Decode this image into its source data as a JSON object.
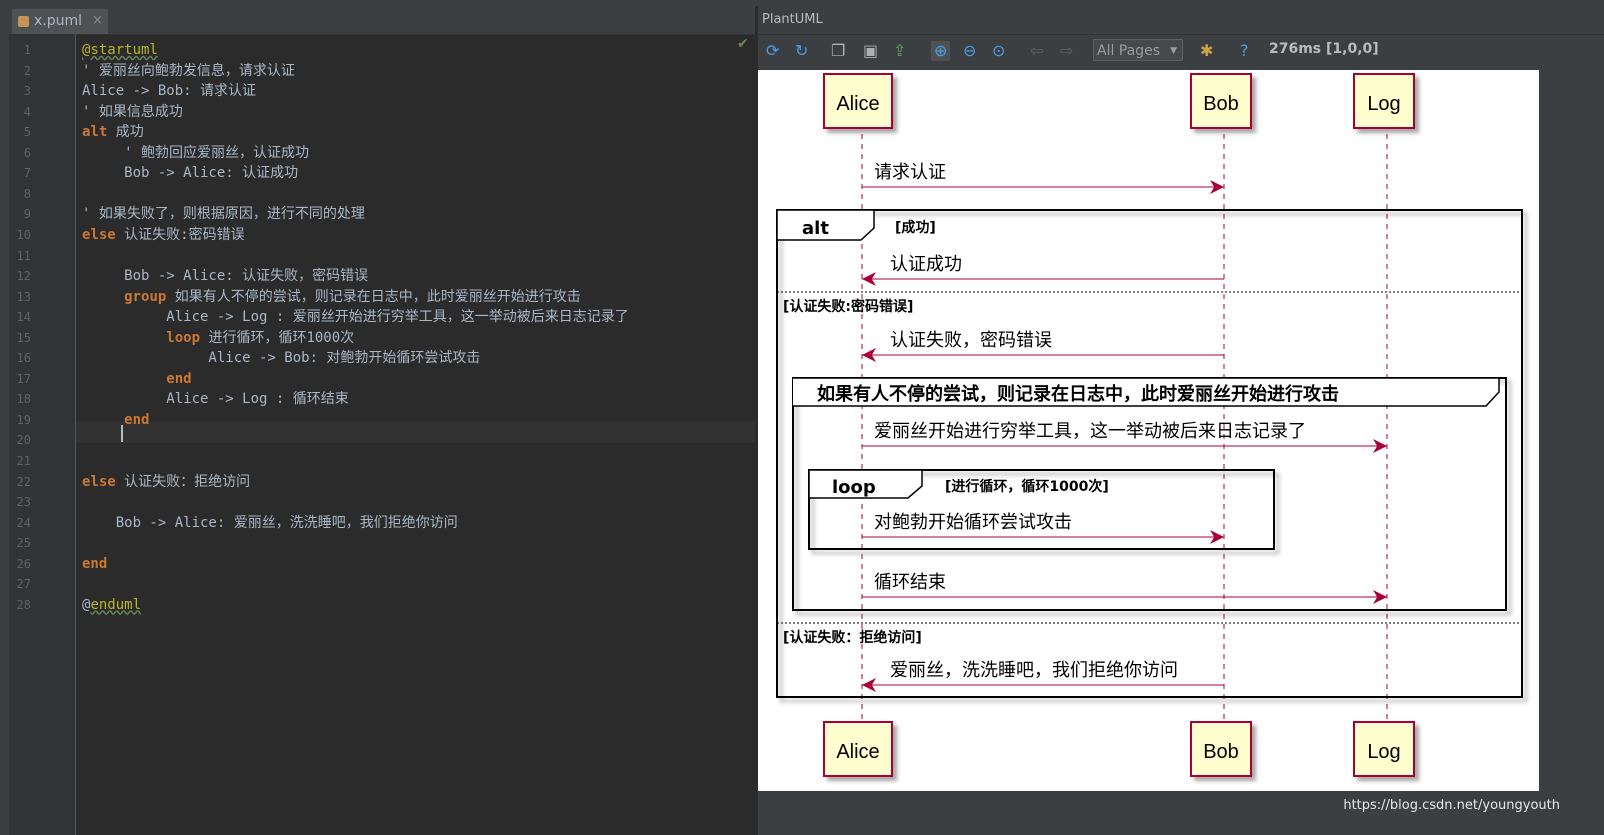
{
  "editor": {
    "tab": {
      "filename": "x.puml",
      "close": "×"
    },
    "lines": [
      {
        "n": "1",
        "parts": [
          {
            "t": "@startuml",
            "c": "dir"
          }
        ]
      },
      {
        "n": "2",
        "parts": [
          {
            "t": "' 爱丽丝向鲍勃发信息，请求认证"
          }
        ]
      },
      {
        "n": "3",
        "parts": [
          {
            "t": "Alice -> Bob: 请求认证"
          }
        ]
      },
      {
        "n": "4",
        "parts": [
          {
            "t": "' 如果信息成功"
          }
        ]
      },
      {
        "n": "5",
        "parts": [
          {
            "t": "alt",
            "c": "kw"
          },
          {
            "t": " 成功"
          }
        ]
      },
      {
        "n": "6",
        "parts": [
          {
            "t": "     ' 鲍勃回应爱丽丝，认证成功"
          }
        ]
      },
      {
        "n": "7",
        "parts": [
          {
            "t": "     Bob -> Alice: 认证成功"
          }
        ]
      },
      {
        "n": "8",
        "parts": []
      },
      {
        "n": "9",
        "parts": [
          {
            "t": "' 如果失败了，则根据原因，进行不同的处理"
          }
        ]
      },
      {
        "n": "10",
        "parts": [
          {
            "t": "else",
            "c": "kw"
          },
          {
            "t": " 认证失败:密码错误"
          }
        ]
      },
      {
        "n": "11",
        "parts": []
      },
      {
        "n": "12",
        "parts": [
          {
            "t": "     Bob -> Alice: 认证失败，密码错误"
          }
        ]
      },
      {
        "n": "13",
        "parts": [
          {
            "t": "     "
          },
          {
            "t": "group",
            "c": "kw"
          },
          {
            "t": " 如果有人不停的尝试，则记录在日志中，此时爱丽丝开始进行攻击"
          }
        ]
      },
      {
        "n": "14",
        "parts": [
          {
            "t": "          Alice -> Log : 爱丽丝开始进行穷举工具，这一举动被后来日志记录了"
          }
        ]
      },
      {
        "n": "15",
        "parts": [
          {
            "t": "          "
          },
          {
            "t": "loop",
            "c": "kw"
          },
          {
            "t": " 进行循环，循环1000次"
          }
        ]
      },
      {
        "n": "16",
        "parts": [
          {
            "t": "               Alice -> Bob: 对鲍勃开始循环尝试攻击"
          }
        ]
      },
      {
        "n": "17",
        "parts": [
          {
            "t": "          "
          },
          {
            "t": "end",
            "c": "kw"
          }
        ]
      },
      {
        "n": "18",
        "parts": [
          {
            "t": "          Alice -> Log : 循环结束"
          }
        ]
      },
      {
        "n": "19",
        "parts": [
          {
            "t": "     "
          },
          {
            "t": "end",
            "c": "kw"
          }
        ]
      },
      {
        "n": "20",
        "parts": []
      },
      {
        "n": "21",
        "parts": []
      },
      {
        "n": "22",
        "parts": [
          {
            "t": "else",
            "c": "kw"
          },
          {
            "t": " 认证失败：拒绝访问"
          }
        ]
      },
      {
        "n": "23",
        "parts": []
      },
      {
        "n": "24",
        "parts": [
          {
            "t": "    Bob -> Alice: 爱丽丝，洗洗睡吧，我们拒绝你访问"
          }
        ]
      },
      {
        "n": "25",
        "parts": []
      },
      {
        "n": "26",
        "parts": [
          {
            "t": "end",
            "c": "kw"
          }
        ]
      },
      {
        "n": "27",
        "parts": []
      },
      {
        "n": "28",
        "parts": [
          {
            "t": "@"
          },
          {
            "t": "enduml",
            "c": "dir"
          }
        ]
      }
    ]
  },
  "plantuml": {
    "panel_title": "PlantUML",
    "toolbar": {
      "icons": [
        "refresh-icon",
        "auto-refresh-icon",
        "copy-icon",
        "save-icon",
        "export-icon",
        "zoom-actual-icon",
        "zoom-out-icon",
        "zoom-fit-icon",
        "prev-page-icon",
        "next-page-icon",
        "settings-icon",
        "help-icon"
      ],
      "pages_label": "All Pages",
      "help": "?",
      "timing": "276ms [1,0,0]"
    },
    "diagram": {
      "participants": [
        "Alice",
        "Bob",
        "Log"
      ],
      "messages": [
        {
          "from": "Alice",
          "to": "Bob",
          "label": "请求认证"
        },
        {
          "from": "Bob",
          "to": "Alice",
          "label": "认证成功"
        },
        {
          "from": "Bob",
          "to": "Alice",
          "label": "认证失败，密码错误"
        },
        {
          "from": "Alice",
          "to": "Log",
          "label": "爱丽丝开始进行穷举工具，这一举动被后来日志记录了"
        },
        {
          "from": "Alice",
          "to": "Bob",
          "label": "对鲍勃开始循环尝试攻击"
        },
        {
          "from": "Alice",
          "to": "Log",
          "label": "循环结束"
        },
        {
          "from": "Bob",
          "to": "Alice",
          "label": "爱丽丝，洗洗睡吧，我们拒绝你访问"
        }
      ],
      "alt": {
        "keyword": "alt",
        "condition": "[成功]",
        "else1": "[认证失败:密码错误]",
        "else2": "[认证失败：拒绝访问]"
      },
      "group": {
        "title": "如果有人不停的尝试，则记录在日志中，此时爱丽丝开始进行攻击"
      },
      "loop": {
        "keyword": "loop",
        "condition": "[进行循环，循环1000次]"
      }
    },
    "watermark": "https://blog.csdn.net/youngyouth"
  }
}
━━━━━━━━
* _Directions_
Every line in the data above that contains "爱丽丝开始进行穷举工具" needs to be copied.

* _Output_
            "t": "          Alice -> Log : 爱丽丝开始进行穷举工具，这一举动被后来日志记录了"
          "label": "爱丽丝开始进行穷举工具，这一举动被后来日志记录了"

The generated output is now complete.